> _Items_:

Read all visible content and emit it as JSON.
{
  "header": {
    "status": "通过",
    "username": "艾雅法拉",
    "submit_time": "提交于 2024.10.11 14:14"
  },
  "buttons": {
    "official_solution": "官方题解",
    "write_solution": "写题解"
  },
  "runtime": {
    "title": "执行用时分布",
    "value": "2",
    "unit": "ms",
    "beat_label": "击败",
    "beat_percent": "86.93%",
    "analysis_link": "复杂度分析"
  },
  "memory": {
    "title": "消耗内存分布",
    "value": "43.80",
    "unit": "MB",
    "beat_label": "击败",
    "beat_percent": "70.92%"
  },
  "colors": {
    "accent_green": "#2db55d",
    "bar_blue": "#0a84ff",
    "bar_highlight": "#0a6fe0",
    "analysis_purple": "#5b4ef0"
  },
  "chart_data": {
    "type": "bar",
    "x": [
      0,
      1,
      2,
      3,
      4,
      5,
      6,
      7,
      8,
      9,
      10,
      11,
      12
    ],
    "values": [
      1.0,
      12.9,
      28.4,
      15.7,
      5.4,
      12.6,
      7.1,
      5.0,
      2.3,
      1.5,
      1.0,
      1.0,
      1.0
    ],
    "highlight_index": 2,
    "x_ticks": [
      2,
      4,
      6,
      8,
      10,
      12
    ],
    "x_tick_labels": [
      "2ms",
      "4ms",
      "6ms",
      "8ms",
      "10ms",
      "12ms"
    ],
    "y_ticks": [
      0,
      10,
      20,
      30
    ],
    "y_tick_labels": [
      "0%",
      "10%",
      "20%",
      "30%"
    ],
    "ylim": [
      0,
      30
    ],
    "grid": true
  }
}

> _Work to be completed_:
Write out all records exactly, keeping every detail.

> _Full output_:
Read all visible content and emit it as JSON.
{
  "header": {
    "status": "通过",
    "username": "艾雅法拉",
    "submit_time": "提交于 2024.10.11 14:14"
  },
  "buttons": {
    "official_solution": "官方题解",
    "write_solution": "写题解"
  },
  "runtime": {
    "title": "执行用时分布",
    "value": "2",
    "unit": "ms",
    "beat_label": "击败",
    "beat_percent": "86.93%",
    "analysis_link": "复杂度分析"
  },
  "memory": {
    "title": "消耗内存分布",
    "value": "43.80",
    "unit": "MB",
    "beat_label": "击败",
    "beat_percent": "70.92%"
  },
  "colors": {
    "accent_green": "#2db55d",
    "bar_blue": "#0a84ff",
    "bar_highlight": "#0a6fe0",
    "analysis_purple": "#5b4ef0"
  },
  "chart_data": {
    "type": "bar",
    "x": [
      0,
      1,
      2,
      3,
      4,
      5,
      6,
      7,
      8,
      9,
      10,
      11,
      12
    ],
    "values": [
      1.0,
      12.9,
      28.4,
      15.7,
      5.4,
      12.6,
      7.1,
      5.0,
      2.3,
      1.5,
      1.0,
      1.0,
      1.0
    ],
    "highlight_index": 2,
    "x_ticks": [
      2,
      4,
      6,
      8,
      10,
      12
    ],
    "x_tick_labels": [
      "2ms",
      "4ms",
      "6ms",
      "8ms",
      "10ms",
      "12ms"
    ],
    "y_ticks": [
      0,
      10,
      20,
      30
    ],
    "y_tick_labels": [
      "0%",
      "10%",
      "20%",
      "30%"
    ],
    "ylim": [
      0,
      30
    ],
    "grid": true
  }
}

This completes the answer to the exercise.